— Begin EXERCISE DATA —

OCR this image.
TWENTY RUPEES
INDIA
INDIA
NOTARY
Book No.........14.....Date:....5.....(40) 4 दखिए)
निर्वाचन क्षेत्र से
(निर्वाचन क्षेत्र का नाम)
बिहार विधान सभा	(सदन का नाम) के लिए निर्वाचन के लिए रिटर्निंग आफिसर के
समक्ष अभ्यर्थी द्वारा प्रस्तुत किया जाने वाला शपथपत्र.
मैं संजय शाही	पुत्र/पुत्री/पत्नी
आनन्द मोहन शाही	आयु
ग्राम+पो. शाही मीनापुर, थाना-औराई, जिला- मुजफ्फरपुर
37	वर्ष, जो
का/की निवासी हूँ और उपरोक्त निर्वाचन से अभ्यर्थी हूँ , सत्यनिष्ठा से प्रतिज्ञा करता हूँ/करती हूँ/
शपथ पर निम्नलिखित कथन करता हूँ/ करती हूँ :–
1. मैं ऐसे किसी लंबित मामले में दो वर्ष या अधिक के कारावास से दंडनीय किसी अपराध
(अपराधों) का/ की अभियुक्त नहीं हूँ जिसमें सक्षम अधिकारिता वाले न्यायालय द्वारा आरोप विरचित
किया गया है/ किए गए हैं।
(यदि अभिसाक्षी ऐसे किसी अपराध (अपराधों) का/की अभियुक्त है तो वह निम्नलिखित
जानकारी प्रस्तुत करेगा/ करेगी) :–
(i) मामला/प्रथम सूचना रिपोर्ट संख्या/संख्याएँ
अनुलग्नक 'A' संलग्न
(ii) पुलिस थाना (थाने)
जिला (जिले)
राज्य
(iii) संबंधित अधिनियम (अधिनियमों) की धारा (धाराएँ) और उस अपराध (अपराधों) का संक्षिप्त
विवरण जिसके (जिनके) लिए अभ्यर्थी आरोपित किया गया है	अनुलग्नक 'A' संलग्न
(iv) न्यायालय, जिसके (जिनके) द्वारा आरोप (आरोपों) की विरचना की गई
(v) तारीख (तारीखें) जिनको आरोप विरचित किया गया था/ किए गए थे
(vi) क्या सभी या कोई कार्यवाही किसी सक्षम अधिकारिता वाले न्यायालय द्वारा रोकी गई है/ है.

— End EXERCISE DATA —

→ TASK DESCRIPTION
Write out each line of the data above again, exactly as given.

→ ANSWER TO THIS TASK
OCR this image.
TWENTY RUPEES
INDIA
INDIA
NOTARY
Book No.........14.....Date:....5.....(40) 4 दखिए)
निर्वाचन क्षेत्र से
(निर्वाचन क्षेत्र का नाम)
बिहार विधान सभा	(सदन का नाम) के लिए निर्वाचन के लिए रिटर्निंग आफिसर के
समक्ष अभ्यर्थी द्वारा प्रस्तुत किया जाने वाला शपथपत्र.
मैं संजय शाही	पुत्र/पुत्री/पत्नी
आनन्द मोहन शाही	आयु
ग्राम+पो. शाही मीनापुर, थाना-औराई, जिला- मुजफ्फरपुर
37	वर्ष, जो
का/की निवासी हूँ और उपरोक्त निर्वाचन से अभ्यर्थी हूँ , सत्यनिष्ठा से प्रतिज्ञा करता हूँ/करती हूँ/
शपथ पर निम्नलिखित कथन करता हूँ/ करती हूँ :–
1. मैं ऐसे किसी लंबित मामले में दो वर्ष या अधिक के कारावास से दंडनीय किसी अपराध
(अपराधों) का/ की अभियुक्त नहीं हूँ जिसमें सक्षम अधिकारिता वाले न्यायालय द्वारा आरोप विरचित
किया गया है/ किए गए हैं।
(यदि अभिसाक्षी ऐसे किसी अपराध (अपराधों) का/की अभियुक्त है तो वह निम्नलिखित
जानकारी प्रस्तुत करेगा/ करेगी) :–
(i) मामला/प्रथम सूचना रिपोर्ट संख्या/संख्याएँ
अनुलग्नक 'A' संलग्न
(ii) पुलिस थाना (थाने)
जिला (जिले)
राज्य
(iii) संबंधित अधिनियम (अधिनियमों) की धारा (धाराएँ) और उस अपराध (अपराधों) का संक्षिप्त
विवरण जिसके (जिनके) लिए अभ्यर्थी आरोपित किया गया है	अनुलग्नक 'A' संलग्न
(iv) न्यायालय, जिसके (जिनके) द्वारा आरोप (आरोपों) की विरचना की गई
(v) तारीख (तारीखें) जिनको आरोप विरचित किया गया था/ किए गए थे
(vi) क्या सभी या कोई कार्यवाही किसी सक्षम अधिकारिता वाले न्यायालय द्वारा रोकी गई है/ है.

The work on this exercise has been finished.